→ Exercise: Copy each line exactly.

....

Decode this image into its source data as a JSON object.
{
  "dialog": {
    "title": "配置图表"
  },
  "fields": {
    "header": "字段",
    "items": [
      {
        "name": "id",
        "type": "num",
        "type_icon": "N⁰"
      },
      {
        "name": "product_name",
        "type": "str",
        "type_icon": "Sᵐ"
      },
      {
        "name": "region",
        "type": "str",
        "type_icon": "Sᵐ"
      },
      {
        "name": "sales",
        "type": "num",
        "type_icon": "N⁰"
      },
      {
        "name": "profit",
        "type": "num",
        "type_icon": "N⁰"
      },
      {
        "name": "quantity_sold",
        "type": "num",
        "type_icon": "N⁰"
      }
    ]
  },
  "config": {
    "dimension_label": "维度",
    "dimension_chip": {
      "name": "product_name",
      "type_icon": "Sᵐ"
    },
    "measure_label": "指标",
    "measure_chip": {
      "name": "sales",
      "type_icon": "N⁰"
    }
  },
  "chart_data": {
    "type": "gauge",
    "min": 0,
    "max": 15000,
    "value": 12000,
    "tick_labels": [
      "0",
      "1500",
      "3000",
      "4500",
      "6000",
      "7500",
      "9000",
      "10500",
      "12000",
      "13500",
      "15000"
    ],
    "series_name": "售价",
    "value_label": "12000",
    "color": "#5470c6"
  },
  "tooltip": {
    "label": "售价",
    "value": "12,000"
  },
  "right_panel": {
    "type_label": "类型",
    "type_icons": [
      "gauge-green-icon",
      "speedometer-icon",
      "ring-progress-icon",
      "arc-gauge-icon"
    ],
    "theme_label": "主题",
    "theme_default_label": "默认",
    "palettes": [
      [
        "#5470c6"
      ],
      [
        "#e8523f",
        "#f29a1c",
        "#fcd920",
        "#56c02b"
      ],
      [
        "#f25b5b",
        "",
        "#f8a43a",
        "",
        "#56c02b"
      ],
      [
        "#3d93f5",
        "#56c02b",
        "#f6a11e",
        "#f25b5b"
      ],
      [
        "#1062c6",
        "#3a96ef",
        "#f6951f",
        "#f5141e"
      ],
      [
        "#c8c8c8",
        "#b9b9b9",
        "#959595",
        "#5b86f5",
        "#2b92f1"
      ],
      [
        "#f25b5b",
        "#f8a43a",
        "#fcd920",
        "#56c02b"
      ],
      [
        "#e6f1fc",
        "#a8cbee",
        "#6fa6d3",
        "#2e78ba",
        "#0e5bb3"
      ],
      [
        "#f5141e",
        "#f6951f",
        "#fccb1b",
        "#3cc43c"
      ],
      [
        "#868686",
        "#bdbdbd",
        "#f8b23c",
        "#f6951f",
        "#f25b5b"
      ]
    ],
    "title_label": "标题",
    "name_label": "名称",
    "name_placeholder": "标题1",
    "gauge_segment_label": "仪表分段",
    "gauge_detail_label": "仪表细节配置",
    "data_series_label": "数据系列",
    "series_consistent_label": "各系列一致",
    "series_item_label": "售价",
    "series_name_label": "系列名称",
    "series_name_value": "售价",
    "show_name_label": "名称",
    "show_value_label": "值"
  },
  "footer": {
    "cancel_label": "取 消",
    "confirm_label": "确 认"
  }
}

....

→ Output of the task:
Decode this image into its source data as a JSON object.
{
  "dialog": {
    "title": "配置图表"
  },
  "fields": {
    "header": "字段",
    "items": [
      {
        "name": "id",
        "type": "num",
        "type_icon": "N⁰"
      },
      {
        "name": "product_name",
        "type": "str",
        "type_icon": "Sᵐ"
      },
      {
        "name": "region",
        "type": "str",
        "type_icon": "Sᵐ"
      },
      {
        "name": "sales",
        "type": "num",
        "type_icon": "N⁰"
      },
      {
        "name": "profit",
        "type": "num",
        "type_icon": "N⁰"
      },
      {
        "name": "quantity_sold",
        "type": "num",
        "type_icon": "N⁰"
      }
    ]
  },
  "config": {
    "dimension_label": "维度",
    "dimension_chip": {
      "name": "product_name",
      "type_icon": "Sᵐ"
    },
    "measure_label": "指标",
    "measure_chip": {
      "name": "sales",
      "type_icon": "N⁰"
    }
  },
  "chart_data": {
    "type": "gauge",
    "min": 0,
    "max": 15000,
    "value": 12000,
    "tick_labels": [
      "0",
      "1500",
      "3000",
      "4500",
      "6000",
      "7500",
      "9000",
      "10500",
      "12000",
      "13500",
      "15000"
    ],
    "series_name": "售价",
    "value_label": "12000",
    "color": "#5470c6"
  },
  "tooltip": {
    "label": "售价",
    "value": "12,000"
  },
  "right_panel": {
    "type_label": "类型",
    "type_icons": [
      "gauge-green-icon",
      "speedometer-icon",
      "ring-progress-icon",
      "arc-gauge-icon"
    ],
    "theme_label": "主题",
    "theme_default_label": "默认",
    "palettes": [
      [
        "#5470c6"
      ],
      [
        "#e8523f",
        "#f29a1c",
        "#fcd920",
        "#56c02b"
      ],
      [
        "#f25b5b",
        "",
        "#f8a43a",
        "",
        "#56c02b"
      ],
      [
        "#3d93f5",
        "#56c02b",
        "#f6a11e",
        "#f25b5b"
      ],
      [
        "#1062c6",
        "#3a96ef",
        "#f6951f",
        "#f5141e"
      ],
      [
        "#c8c8c8",
        "#b9b9b9",
        "#959595",
        "#5b86f5",
        "#2b92f1"
      ],
      [
        "#f25b5b",
        "#f8a43a",
        "#fcd920",
        "#56c02b"
      ],
      [
        "#e6f1fc",
        "#a8cbee",
        "#6fa6d3",
        "#2e78ba",
        "#0e5bb3"
      ],
      [
        "#f5141e",
        "#f6951f",
        "#fccb1b",
        "#3cc43c"
      ],
      [
        "#868686",
        "#bdbdbd",
        "#f8b23c",
        "#f6951f",
        "#f25b5b"
      ]
    ],
    "title_label": "标题",
    "name_label": "名称",
    "name_placeholder": "标题1",
    "gauge_segment_label": "仪表分段",
    "gauge_detail_label": "仪表细节配置",
    "data_series_label": "数据系列",
    "series_consistent_label": "各系列一致",
    "series_item_label": "售价",
    "series_name_label": "系列名称",
    "series_name_value": "售价",
    "show_name_label": "名称",
    "show_value_label": "值"
  },
  "footer": {
    "cancel_label": "取 消",
    "confirm_label": "确 认"
  }
}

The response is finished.